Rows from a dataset
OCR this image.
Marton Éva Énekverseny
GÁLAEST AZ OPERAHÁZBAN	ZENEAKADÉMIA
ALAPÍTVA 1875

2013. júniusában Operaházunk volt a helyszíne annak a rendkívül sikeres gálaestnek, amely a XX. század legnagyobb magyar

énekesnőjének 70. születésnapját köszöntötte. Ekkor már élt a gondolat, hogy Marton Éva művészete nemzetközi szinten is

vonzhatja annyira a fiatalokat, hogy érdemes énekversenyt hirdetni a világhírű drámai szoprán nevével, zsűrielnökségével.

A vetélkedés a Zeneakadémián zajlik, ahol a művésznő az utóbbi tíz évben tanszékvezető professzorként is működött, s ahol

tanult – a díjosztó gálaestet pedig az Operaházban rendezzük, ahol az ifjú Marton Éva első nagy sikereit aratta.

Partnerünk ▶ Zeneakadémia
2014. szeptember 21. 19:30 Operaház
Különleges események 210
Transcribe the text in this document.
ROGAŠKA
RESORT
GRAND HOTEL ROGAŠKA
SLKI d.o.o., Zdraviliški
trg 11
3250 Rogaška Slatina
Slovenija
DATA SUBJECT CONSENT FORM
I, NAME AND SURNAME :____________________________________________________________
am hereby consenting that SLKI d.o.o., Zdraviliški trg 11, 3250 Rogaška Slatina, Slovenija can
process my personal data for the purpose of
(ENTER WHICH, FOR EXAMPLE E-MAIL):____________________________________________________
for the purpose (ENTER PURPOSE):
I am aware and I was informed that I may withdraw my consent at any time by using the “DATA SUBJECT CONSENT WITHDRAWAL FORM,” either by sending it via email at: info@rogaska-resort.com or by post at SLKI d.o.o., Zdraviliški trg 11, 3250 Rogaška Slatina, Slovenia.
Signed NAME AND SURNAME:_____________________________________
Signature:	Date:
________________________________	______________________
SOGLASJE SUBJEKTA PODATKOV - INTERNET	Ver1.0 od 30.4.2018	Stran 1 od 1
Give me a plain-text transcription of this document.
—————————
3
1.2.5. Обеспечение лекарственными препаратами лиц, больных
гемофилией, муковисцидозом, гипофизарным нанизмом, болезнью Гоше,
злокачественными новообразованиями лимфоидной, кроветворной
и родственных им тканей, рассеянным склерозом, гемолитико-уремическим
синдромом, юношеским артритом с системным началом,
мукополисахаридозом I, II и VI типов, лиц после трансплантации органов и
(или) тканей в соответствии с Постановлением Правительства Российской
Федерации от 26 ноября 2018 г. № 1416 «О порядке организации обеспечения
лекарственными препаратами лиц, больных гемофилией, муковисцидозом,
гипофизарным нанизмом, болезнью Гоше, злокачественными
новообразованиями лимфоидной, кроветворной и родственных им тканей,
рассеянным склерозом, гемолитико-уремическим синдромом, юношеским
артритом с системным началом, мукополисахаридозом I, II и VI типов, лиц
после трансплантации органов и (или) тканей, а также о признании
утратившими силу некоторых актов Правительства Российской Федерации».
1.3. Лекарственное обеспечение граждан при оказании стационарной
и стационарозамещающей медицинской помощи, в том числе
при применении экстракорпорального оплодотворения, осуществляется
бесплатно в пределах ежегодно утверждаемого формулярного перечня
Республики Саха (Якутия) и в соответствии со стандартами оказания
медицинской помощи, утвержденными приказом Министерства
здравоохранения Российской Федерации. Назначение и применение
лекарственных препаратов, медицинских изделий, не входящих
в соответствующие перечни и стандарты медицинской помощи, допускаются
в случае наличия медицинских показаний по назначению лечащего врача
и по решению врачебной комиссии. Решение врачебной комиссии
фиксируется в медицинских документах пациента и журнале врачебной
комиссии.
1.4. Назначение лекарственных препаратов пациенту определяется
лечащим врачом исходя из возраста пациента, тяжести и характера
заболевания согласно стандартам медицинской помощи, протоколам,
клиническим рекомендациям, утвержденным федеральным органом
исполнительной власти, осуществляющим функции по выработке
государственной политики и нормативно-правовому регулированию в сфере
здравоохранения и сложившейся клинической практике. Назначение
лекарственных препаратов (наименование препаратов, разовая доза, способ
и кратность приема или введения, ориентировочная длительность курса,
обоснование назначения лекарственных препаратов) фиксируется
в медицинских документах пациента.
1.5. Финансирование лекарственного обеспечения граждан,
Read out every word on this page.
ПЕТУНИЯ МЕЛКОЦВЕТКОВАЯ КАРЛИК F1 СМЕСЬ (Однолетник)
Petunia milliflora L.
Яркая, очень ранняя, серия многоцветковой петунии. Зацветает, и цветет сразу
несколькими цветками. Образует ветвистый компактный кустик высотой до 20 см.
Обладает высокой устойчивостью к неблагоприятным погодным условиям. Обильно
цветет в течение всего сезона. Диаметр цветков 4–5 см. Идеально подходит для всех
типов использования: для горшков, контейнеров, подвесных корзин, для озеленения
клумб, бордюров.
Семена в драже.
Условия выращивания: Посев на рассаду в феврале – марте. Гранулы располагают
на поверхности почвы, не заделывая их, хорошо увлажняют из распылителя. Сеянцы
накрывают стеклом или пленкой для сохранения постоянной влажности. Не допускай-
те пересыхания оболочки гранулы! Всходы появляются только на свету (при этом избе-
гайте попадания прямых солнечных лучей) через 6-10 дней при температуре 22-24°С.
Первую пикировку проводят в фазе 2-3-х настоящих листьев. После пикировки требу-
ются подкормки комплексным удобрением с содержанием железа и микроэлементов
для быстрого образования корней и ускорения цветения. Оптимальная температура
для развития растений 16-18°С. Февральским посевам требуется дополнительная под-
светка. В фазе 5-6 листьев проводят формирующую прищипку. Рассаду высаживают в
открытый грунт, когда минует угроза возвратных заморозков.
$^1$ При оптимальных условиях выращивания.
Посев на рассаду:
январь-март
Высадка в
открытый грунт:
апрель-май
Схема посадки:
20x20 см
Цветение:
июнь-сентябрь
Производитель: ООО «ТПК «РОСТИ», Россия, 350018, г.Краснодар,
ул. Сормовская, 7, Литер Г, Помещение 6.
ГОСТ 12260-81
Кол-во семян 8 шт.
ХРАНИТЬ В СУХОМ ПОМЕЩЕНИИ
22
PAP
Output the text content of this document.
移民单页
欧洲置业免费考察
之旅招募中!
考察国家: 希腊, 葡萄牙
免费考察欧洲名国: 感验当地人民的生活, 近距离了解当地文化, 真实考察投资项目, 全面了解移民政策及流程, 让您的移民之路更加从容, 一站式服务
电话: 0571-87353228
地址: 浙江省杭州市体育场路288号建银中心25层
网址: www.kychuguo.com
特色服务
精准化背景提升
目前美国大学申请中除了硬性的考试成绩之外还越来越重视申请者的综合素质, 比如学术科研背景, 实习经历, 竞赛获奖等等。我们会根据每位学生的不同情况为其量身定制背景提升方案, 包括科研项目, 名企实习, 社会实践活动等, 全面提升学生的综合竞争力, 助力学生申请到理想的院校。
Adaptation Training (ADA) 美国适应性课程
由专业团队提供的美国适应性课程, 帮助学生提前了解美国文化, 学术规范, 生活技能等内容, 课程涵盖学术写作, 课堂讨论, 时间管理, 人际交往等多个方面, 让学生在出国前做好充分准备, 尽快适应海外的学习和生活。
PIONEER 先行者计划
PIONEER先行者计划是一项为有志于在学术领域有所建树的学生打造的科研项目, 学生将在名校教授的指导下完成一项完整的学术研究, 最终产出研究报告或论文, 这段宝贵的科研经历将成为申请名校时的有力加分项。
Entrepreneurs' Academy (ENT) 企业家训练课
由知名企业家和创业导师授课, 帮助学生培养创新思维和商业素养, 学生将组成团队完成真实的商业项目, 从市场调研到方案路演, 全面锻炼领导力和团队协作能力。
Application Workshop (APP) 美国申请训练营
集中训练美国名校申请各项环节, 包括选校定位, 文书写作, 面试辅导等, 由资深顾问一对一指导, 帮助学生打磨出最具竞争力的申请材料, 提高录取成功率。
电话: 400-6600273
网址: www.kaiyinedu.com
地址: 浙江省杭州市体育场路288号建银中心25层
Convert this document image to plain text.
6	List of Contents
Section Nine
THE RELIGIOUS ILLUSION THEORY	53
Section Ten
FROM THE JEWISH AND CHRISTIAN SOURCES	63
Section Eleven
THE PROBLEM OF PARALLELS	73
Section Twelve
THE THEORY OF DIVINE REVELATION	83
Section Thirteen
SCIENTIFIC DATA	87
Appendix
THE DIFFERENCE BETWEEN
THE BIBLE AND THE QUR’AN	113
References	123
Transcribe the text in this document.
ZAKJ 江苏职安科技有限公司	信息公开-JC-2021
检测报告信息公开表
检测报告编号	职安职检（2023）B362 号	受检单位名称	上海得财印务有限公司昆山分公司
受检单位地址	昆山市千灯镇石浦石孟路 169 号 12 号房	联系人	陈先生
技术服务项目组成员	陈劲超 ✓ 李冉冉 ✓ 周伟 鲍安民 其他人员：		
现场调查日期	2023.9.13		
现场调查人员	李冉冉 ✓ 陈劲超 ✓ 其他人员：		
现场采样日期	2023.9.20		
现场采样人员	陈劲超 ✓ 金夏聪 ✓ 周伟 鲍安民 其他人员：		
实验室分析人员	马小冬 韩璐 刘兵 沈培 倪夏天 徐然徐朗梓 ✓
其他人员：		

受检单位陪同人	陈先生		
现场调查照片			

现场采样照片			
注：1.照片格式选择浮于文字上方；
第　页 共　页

**Prompt:** Copy all lines from the material that include "склерозом".

**Answer to the exercise:**
и родственных им тканей, рассеянным склерозом, гемолитико-уремическим
рассеянным склерозом, гемолитико-уремическим синдромом, юношеским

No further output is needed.